begin DATASET EXCERPTS

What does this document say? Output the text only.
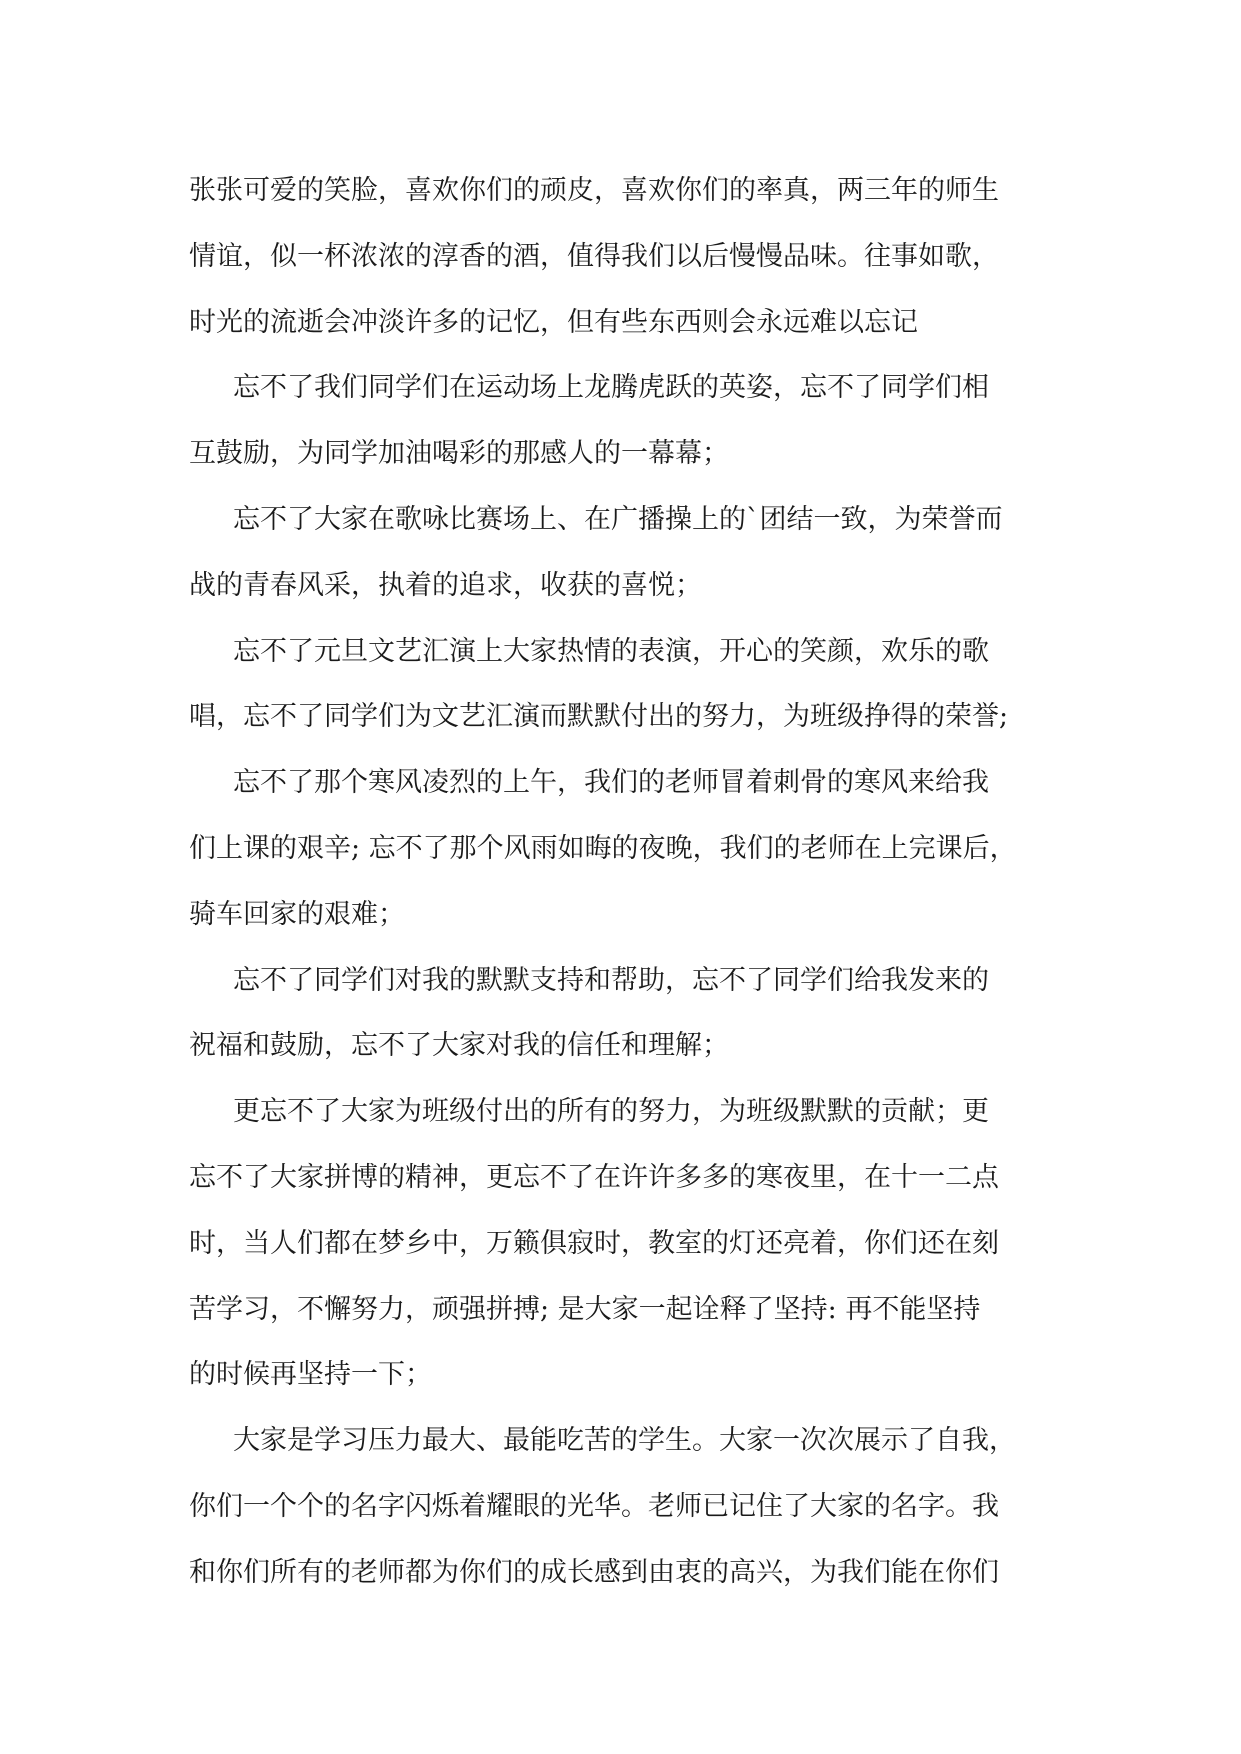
张张可爱的笑脸，喜欢你们的顽皮，喜欢你们的率真，两三年的师生
情谊，似一杯浓浓的淳香的酒，值得我们以后慢慢品味。往事如歌，
时光的流逝会冲淡许多的记忆，但有些东西则会永远难以忘记
忘不了我们同学们在运动场上龙腾虎跃的英姿，忘不了同学们相
互鼓励，为同学加油喝彩的那感人的一幕幕；
忘不了大家在歌咏比赛场上、在广播操上的`团结一致，为荣誉而
战的青春风采，执着的追求，收获的喜悦；
忘不了元旦文艺汇演上大家热情的表演，开心的笑颜，欢乐的歌
唱，忘不了同学们为文艺汇演而默默付出的努力，为班级挣得的荣誉;
忘不了那个寒风凌烈的上午，我们的老师冒着刺骨的寒风来给我
们上课的艰辛; 忘不了那个风雨如晦的夜晚，我们的老师在上完课后，
骑车回家的艰难；
忘不了同学们对我的默默支持和帮助，忘不了同学们给我发来的
祝福和鼓励，忘不了大家对我的信任和理解；
更忘不了大家为班级付出的所有的努力，为班级默默的贡献；更
忘不了大家拼博的精神，更忘不了在许许多多的寒夜里，在十一二点
时，当人们都在梦乡中，万籁俱寂时，教室的灯还亮着，你们还在刻
苦学习，不懈努力，顽强拼搏; 是大家一起诠释了坚持: 再不能坚持
的时候再坚持一下；
大家是学习压力最大、最能吃苦的学生。大家一次次展示了自我，
你们一个个的名字闪烁着耀眼的光华。老师已记住了大家的名字。我
和你们所有的老师都为你们的成长感到由衷的高兴，为我们能在你们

end DATASET EXCERPTS

PROBLEM TO WORK ON:
Every record gets retyped exactly; no picture goes into the copy.

SOLUTION TO THIS EXERCISE:
What does this document say? Output the text only.
张张可爱的笑脸，喜欢你们的顽皮，喜欢你们的率真，两三年的师生
情谊，似一杯浓浓的淳香的酒，值得我们以后慢慢品味。往事如歌，
时光的流逝会冲淡许多的记忆，但有些东西则会永远难以忘记
忘不了我们同学们在运动场上龙腾虎跃的英姿，忘不了同学们相
互鼓励，为同学加油喝彩的那感人的一幕幕；
忘不了大家在歌咏比赛场上、在广播操上的`团结一致，为荣誉而
战的青春风采，执着的追求，收获的喜悦；
忘不了元旦文艺汇演上大家热情的表演，开心的笑颜，欢乐的歌
唱，忘不了同学们为文艺汇演而默默付出的努力，为班级挣得的荣誉;
忘不了那个寒风凌烈的上午，我们的老师冒着刺骨的寒风来给我
们上课的艰辛; 忘不了那个风雨如晦的夜晚，我们的老师在上完课后，
骑车回家的艰难；
忘不了同学们对我的默默支持和帮助，忘不了同学们给我发来的
祝福和鼓励，忘不了大家对我的信任和理解；
更忘不了大家为班级付出的所有的努力，为班级默默的贡献；更
忘不了大家拼博的精神，更忘不了在许许多多的寒夜里，在十一二点
时，当人们都在梦乡中，万籁俱寂时，教室的灯还亮着，你们还在刻
苦学习，不懈努力，顽强拼搏; 是大家一起诠释了坚持: 再不能坚持
的时候再坚持一下；
大家是学习压力最大、最能吃苦的学生。大家一次次展示了自我，
你们一个个的名字闪烁着耀眼的光华。老师已记住了大家的名字。我
和你们所有的老师都为你们的成长感到由衷的高兴，为我们能在你们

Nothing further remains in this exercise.